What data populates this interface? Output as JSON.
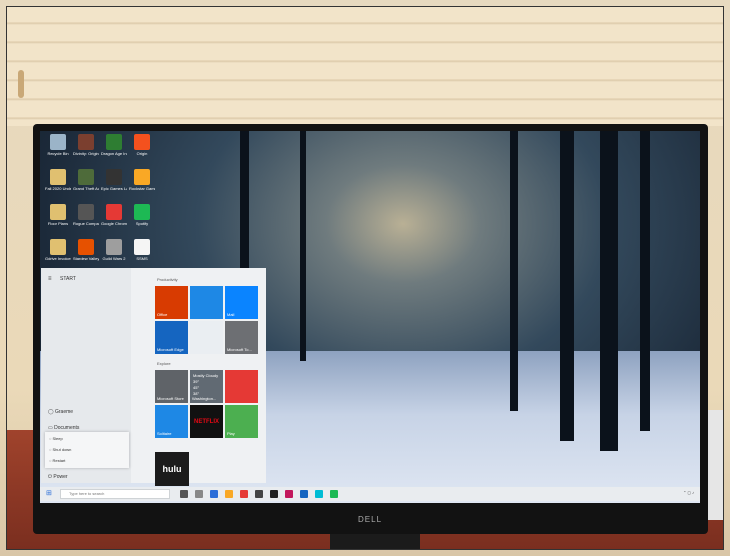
{
  "start_menu": {
    "title": "START",
    "user": "Graeme",
    "documents": "Documents",
    "power_label": "Power",
    "power_options": [
      "Sleep",
      "Shut down",
      "Restart"
    ],
    "sections": [
      "Productivity",
      "Explore"
    ]
  },
  "tiles": [
    {
      "id": "office",
      "label": "Office",
      "color": "#d83b01"
    },
    {
      "id": "photos",
      "label": "",
      "color": "#1e88e5"
    },
    {
      "id": "mail",
      "label": "Mail",
      "color": "#0a84ff"
    },
    {
      "id": "edge",
      "label": "Microsoft Edge",
      "color": "#1565c0"
    },
    {
      "id": "todo",
      "label": "",
      "color": "#eaeef2"
    },
    {
      "id": "msto",
      "label": "Microsoft To...",
      "color": "#6d6f73"
    },
    {
      "id": "store",
      "label": "Microsoft Store",
      "color": "#5f6368"
    },
    {
      "id": "weather",
      "label": "Washington...",
      "color": "#616a73"
    },
    {
      "id": "news",
      "label": "",
      "color": "#e53935"
    },
    {
      "id": "solitaire",
      "label": "Solitaire",
      "color": "#1e88e5"
    },
    {
      "id": "netflix",
      "label": "NETFLIX",
      "color": "#111111"
    },
    {
      "id": "play",
      "label": "Play",
      "color": "#4caf50"
    }
  ],
  "weather": {
    "condition": "Mostly Cloudy",
    "temp": "39°",
    "hi": "45°",
    "lo": "38°"
  },
  "hulu_label": "hulu",
  "desktop_icons": [
    {
      "label": "Recycle Bin",
      "color": "#9bb4c8"
    },
    {
      "label": "Divinity: Original Sin 2",
      "color": "#7b3f2f"
    },
    {
      "label": "Dragon Age Inquisition",
      "color": "#2e7d32"
    },
    {
      "label": "Origin",
      "color": "#f4511e"
    },
    {
      "label": "Fall 2020 Undergr...",
      "color": "#e0c070"
    },
    {
      "label": "Grand Theft Auto V",
      "color": "#4e6b3a"
    },
    {
      "label": "Epic Games Launcher",
      "color": "#333333"
    },
    {
      "label": "Rockstar Games...",
      "color": "#f9a825"
    },
    {
      "label": "Floor Plans",
      "color": "#e0c070"
    },
    {
      "label": "Rogue Company",
      "color": "#555555"
    },
    {
      "label": "Google Chrome",
      "color": "#e53935"
    },
    {
      "label": "Spotify",
      "color": "#1db954"
    },
    {
      "label": "Gdrive Invoices",
      "color": "#e0c070"
    },
    {
      "label": "Stardew Valley",
      "color": "#e65100"
    },
    {
      "label": "Guild Wars 2",
      "color": "#9e9e9e"
    },
    {
      "label": "SSMS",
      "color": "#f5f5f5"
    }
  ],
  "taskbar": {
    "search_placeholder": "Type here to search",
    "tray_time": "",
    "tray_date": ""
  },
  "monitor_brand": "DELL"
}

## GIVEN TASK
Report how many lines of the data contain the word "Microsoft", using the number alone.

## SOLUTION BELOW
3